Dataset items
— Start —
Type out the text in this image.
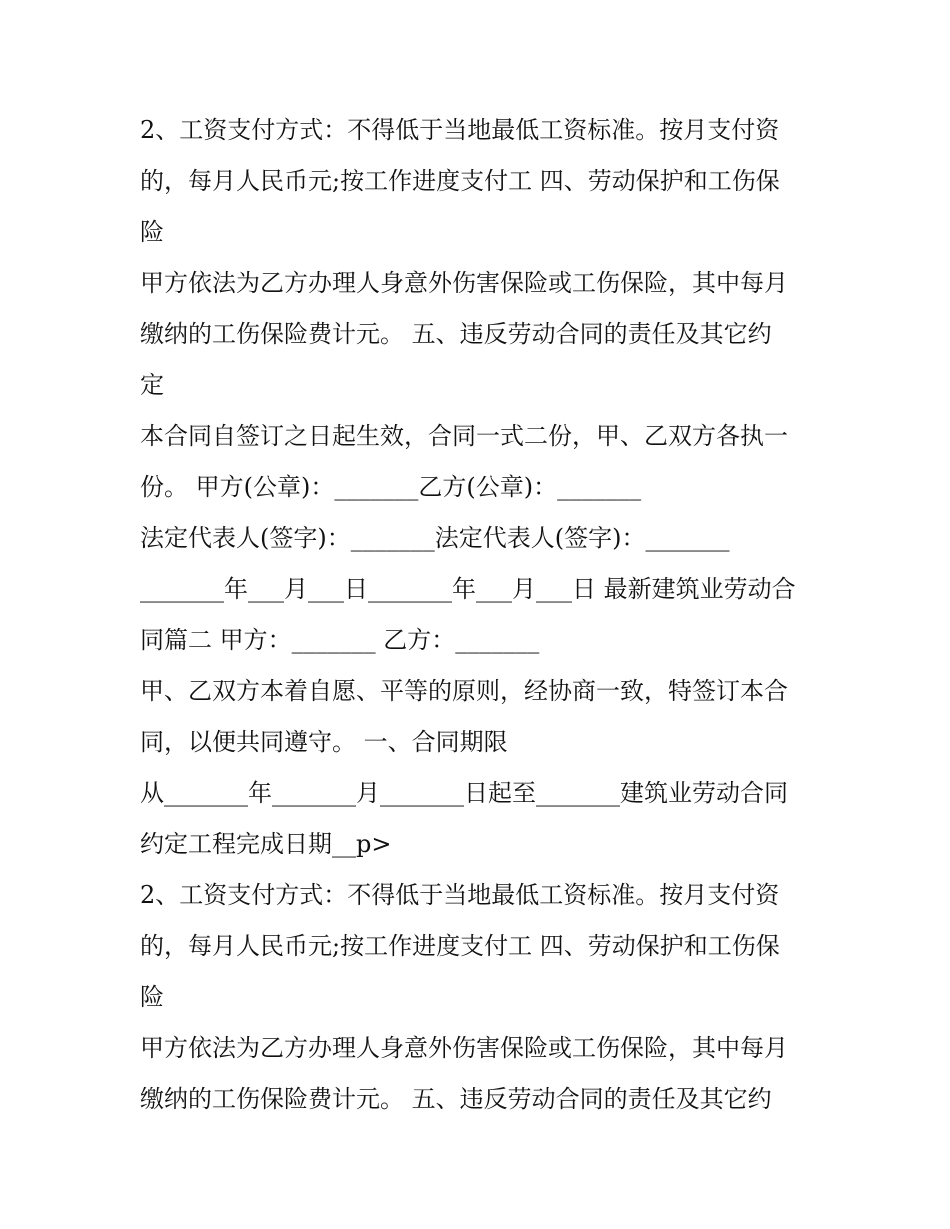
2、工资支付方式：不得低于当地最低工资标准。按月支付资

的，每月人民币元;按工作进度支付工 四、劳动保护和工伤保

险

甲方依法为乙方办理人身意外伤害保险或工伤保险，其中每月

缴纳的工伤保险费计元。 五、违反劳动合同的责任及其它约

定

本合同自签订之日起生效，合同一式二份，甲、乙双方各执一

份。 甲方(公章)：_______乙方(公章)：_______

法定代表人(签字)：_______法定代表人(签字)：_______

_______年___月___日_______年___月___日 最新建筑业劳动合

同篇二 甲方：_______ 乙方：_______

甲、乙双方本着自愿、平等的原则，经协商一致，特签订本合

同，以便共同遵守。 一、合同期限

从_______年_______月_______日起至_______建筑业劳动合同

约定工程完成日期__p>

2、工资支付方式：不得低于当地最低工资标准。按月支付资

的，每月人民币元;按工作进度支付工 四、劳动保护和工伤保

险

甲方依法为乙方办理人身意外伤害保险或工伤保险，其中每月

缴纳的工伤保险费计元。 五、违反劳动合同的责任及其它约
— End —
REQUIRED TASK: Send back the data above word for word, with the pictures left out.

OUTPUT BELOW:
Type out the text in this image.
2、工资支付方式：不得低于当地最低工资标准。按月支付资

的，每月人民币元;按工作进度支付工 四、劳动保护和工伤保

险

甲方依法为乙方办理人身意外伤害保险或工伤保险，其中每月

缴纳的工伤保险费计元。 五、违反劳动合同的责任及其它约

定

本合同自签订之日起生效，合同一式二份，甲、乙双方各执一

份。 甲方(公章)：_______乙方(公章)：_______

法定代表人(签字)：_______法定代表人(签字)：_______

_______年___月___日_______年___月___日 最新建筑业劳动合

同篇二 甲方：_______ 乙方：_______

甲、乙双方本着自愿、平等的原则，经协商一致，特签订本合

同，以便共同遵守。 一、合同期限

从_______年_______月_______日起至_______建筑业劳动合同

约定工程完成日期__p>

2、工资支付方式：不得低于当地最低工资标准。按月支付资

的，每月人民币元;按工作进度支付工 四、劳动保护和工伤保

险

甲方依法为乙方办理人身意外伤害保险或工伤保险，其中每月

缴纳的工伤保险费计元。 五、违反劳动合同的责任及其它约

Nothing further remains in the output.